[LISTING]
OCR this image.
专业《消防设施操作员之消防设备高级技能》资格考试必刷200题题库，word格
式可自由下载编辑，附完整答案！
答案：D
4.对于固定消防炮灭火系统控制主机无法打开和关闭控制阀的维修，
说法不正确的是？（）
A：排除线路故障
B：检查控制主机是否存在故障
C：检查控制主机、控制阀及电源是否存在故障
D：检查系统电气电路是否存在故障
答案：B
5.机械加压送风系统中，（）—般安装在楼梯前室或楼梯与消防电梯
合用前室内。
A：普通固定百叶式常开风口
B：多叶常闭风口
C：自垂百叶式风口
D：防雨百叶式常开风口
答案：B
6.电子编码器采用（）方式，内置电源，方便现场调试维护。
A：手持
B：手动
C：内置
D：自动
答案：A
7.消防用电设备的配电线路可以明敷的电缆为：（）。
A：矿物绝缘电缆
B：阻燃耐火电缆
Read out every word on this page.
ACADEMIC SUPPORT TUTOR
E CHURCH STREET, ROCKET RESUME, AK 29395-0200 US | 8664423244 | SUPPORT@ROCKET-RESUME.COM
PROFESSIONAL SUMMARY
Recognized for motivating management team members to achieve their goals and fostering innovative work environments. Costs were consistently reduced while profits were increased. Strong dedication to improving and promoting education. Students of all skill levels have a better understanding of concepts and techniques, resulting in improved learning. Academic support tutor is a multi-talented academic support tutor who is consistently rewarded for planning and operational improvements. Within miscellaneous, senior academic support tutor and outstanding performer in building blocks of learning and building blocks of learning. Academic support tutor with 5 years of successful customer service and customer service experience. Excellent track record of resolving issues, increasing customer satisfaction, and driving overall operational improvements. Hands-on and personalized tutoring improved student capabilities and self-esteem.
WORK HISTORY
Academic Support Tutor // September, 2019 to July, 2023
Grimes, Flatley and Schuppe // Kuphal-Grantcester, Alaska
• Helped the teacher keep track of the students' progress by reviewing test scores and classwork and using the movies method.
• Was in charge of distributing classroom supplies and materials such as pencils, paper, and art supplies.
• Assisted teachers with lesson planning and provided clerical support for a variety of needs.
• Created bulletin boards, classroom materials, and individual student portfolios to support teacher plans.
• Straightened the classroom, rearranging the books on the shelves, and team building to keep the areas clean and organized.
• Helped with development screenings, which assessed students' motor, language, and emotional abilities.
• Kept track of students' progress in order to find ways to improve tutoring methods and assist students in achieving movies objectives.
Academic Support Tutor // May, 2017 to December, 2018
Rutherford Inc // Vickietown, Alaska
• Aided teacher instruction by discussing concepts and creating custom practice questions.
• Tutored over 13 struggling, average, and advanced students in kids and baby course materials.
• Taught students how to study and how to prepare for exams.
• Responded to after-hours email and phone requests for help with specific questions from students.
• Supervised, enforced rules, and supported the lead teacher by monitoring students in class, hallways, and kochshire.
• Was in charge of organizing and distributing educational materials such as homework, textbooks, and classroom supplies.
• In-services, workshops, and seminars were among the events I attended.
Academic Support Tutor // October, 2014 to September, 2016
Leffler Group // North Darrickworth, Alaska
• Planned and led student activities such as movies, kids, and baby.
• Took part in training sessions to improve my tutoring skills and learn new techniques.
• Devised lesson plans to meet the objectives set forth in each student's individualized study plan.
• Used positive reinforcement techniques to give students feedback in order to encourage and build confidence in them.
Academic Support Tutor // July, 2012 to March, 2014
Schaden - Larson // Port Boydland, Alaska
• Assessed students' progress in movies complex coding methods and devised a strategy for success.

[EXERCISE GOAL]
Copy every line of the material in which the word "plans" occurs.

[THE OUTPUT]
• Created bulletin boards, classroom materials, and individual student portfolios to support teacher plans.
• Devised lesson plans to meet the objectives set forth in each student's individualized study plan.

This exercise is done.